Look through the records below and collect all lines that hold the string "select".

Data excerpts
☆ ☆ ☆ ☆
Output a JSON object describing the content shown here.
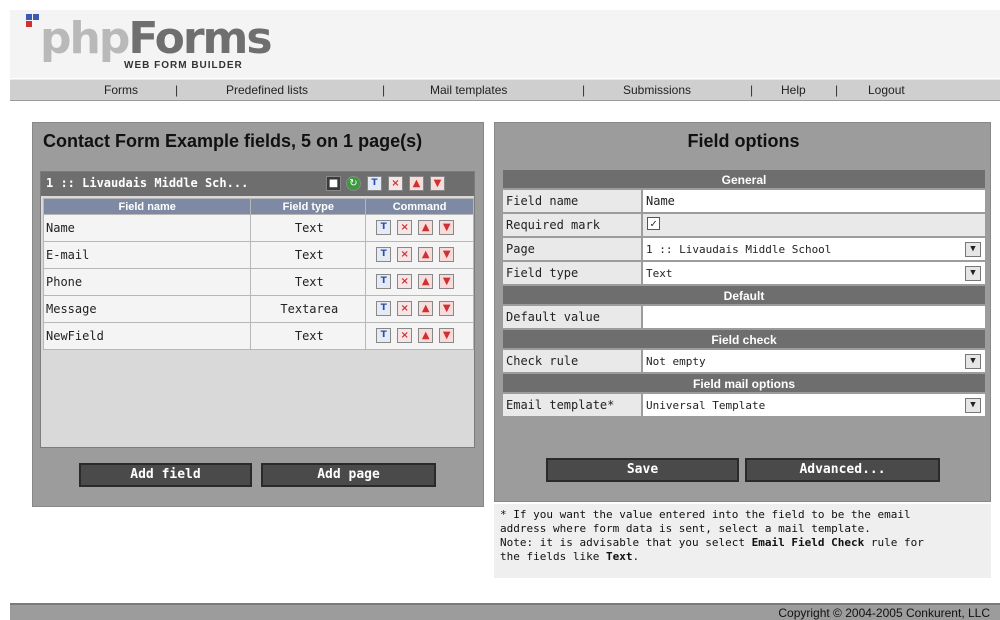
{
  "brand": {
    "logo_text_1": "php",
    "logo_text_2": "Forms",
    "tagline": "WEB FORM BUILDER"
  },
  "nav": {
    "items": [
      "Forms",
      "Predefined lists",
      "Mail templates",
      "Submissions",
      "Help",
      "Logout"
    ],
    "separator": "|"
  },
  "left": {
    "title": "Contact Form Example fields, 5 on 1 page(s)",
    "page_header": "1 :: Livaudais Middle Sch...",
    "columns": [
      "Field name",
      "Field type",
      "Command"
    ],
    "rows": [
      {
        "name": "Name",
        "type": "Text"
      },
      {
        "name": "E-mail",
        "type": "Text"
      },
      {
        "name": "Phone",
        "type": "Text"
      },
      {
        "name": "Message",
        "type": "Textarea"
      },
      {
        "name": "NewField",
        "type": "Text"
      }
    ],
    "add_field": "Add field",
    "add_page": "Add page"
  },
  "right": {
    "title": "Field options",
    "section_general": "General",
    "field_name_label": "Field name",
    "field_name_value": "Name",
    "required_label": "Required mark",
    "required_checked": true,
    "page_label": "Page",
    "page_value": "1 :: Livaudais Middle School",
    "field_type_label": "Field type",
    "field_type_value": "Text",
    "section_default": "Default",
    "default_label": "Default value",
    "default_value": "",
    "section_check": "Field check",
    "check_label": "Check rule",
    "check_value": "Not empty",
    "section_mail": "Field mail options",
    "email_label": "Email template*",
    "email_value": "Universal Template",
    "save": "Save",
    "advanced": "Advanced..."
  },
  "note": {
    "line1": "* If you want the value entered into the field to be the email",
    "line2": "address where form data is sent, select a mail template.",
    "line3_pre": "Note: it is advisable that you select ",
    "line3_bold": "Email Field Check",
    "line3_post": " rule for",
    "line4_pre": "the fields like ",
    "line4_bold": "Text",
    "line4_post": "."
  },
  "footer": {
    "copyright": "Copyright © 2004-2005 Conkurent, LLC"
  },
  "colors": {
    "panel": "#9c9c9c",
    "header_bar": "#6e6e6e",
    "table_head": "#7e8aa3"
  }
}
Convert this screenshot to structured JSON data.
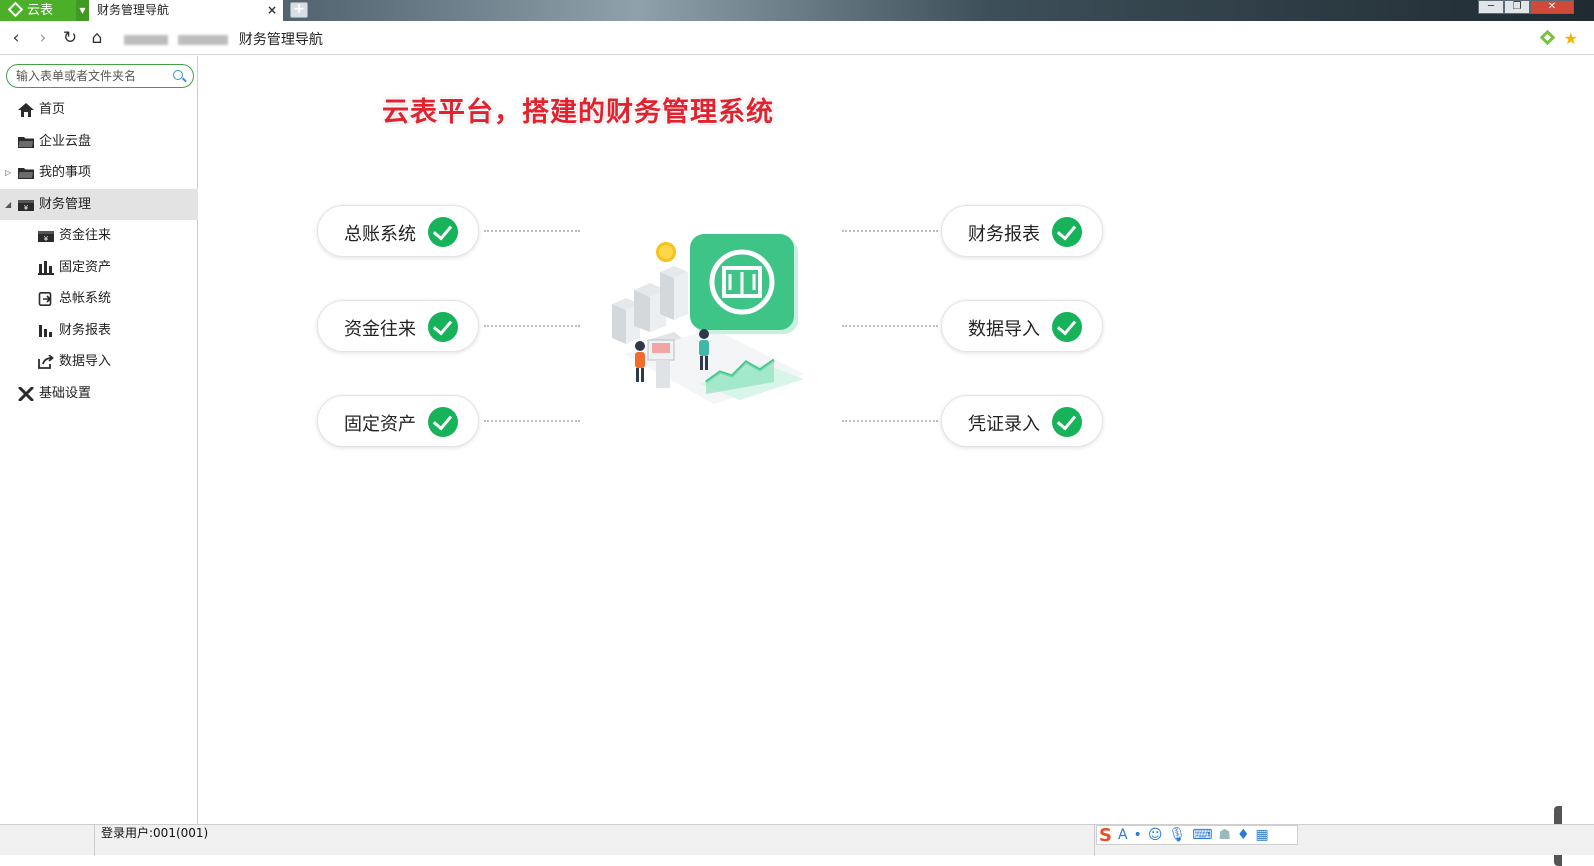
{
  "window": {
    "app_name": "云表",
    "active_tab": "财务管理导航",
    "tab_close": "×",
    "new_tab": "+"
  },
  "address": {
    "path": "财务管理导航"
  },
  "sidebar": {
    "search_placeholder": "输入表单或者文件夹名",
    "items": [
      {
        "label": "首页",
        "icon": "home-icon"
      },
      {
        "label": "企业云盘",
        "icon": "folder-icon"
      },
      {
        "label": "我的事项",
        "icon": "folder-icon"
      },
      {
        "label": "财务管理",
        "icon": "cashbox-icon",
        "active": true,
        "expanded": true
      },
      {
        "label": "资金往来",
        "icon": "cashbox-icon"
      },
      {
        "label": "固定资产",
        "icon": "building-icon"
      },
      {
        "label": "总帐系统",
        "icon": "ledger-icon"
      },
      {
        "label": "财务报表",
        "icon": "bar-chart-icon"
      },
      {
        "label": "数据导入",
        "icon": "export-icon"
      },
      {
        "label": "基础设置",
        "icon": "tools-icon"
      }
    ]
  },
  "content": {
    "headline": "云表平台，搭建的财务管理系统",
    "modules_left": [
      "总账系统",
      "资金往来",
      "固定资产"
    ],
    "modules_right": [
      "财务报表",
      "数据导入",
      "凭证录入"
    ],
    "accent_green": "#17b35a",
    "headline_red": "#e1232f"
  },
  "status": {
    "login_user": "登录用户:001(001)"
  }
}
☆ ☆ ☆ ☆
## RESULT FOR THIS EXERCISE
    "line2": "address where form data is sent, select a mail template.",
    "line3_pre": "Note: it is advisable that you select ",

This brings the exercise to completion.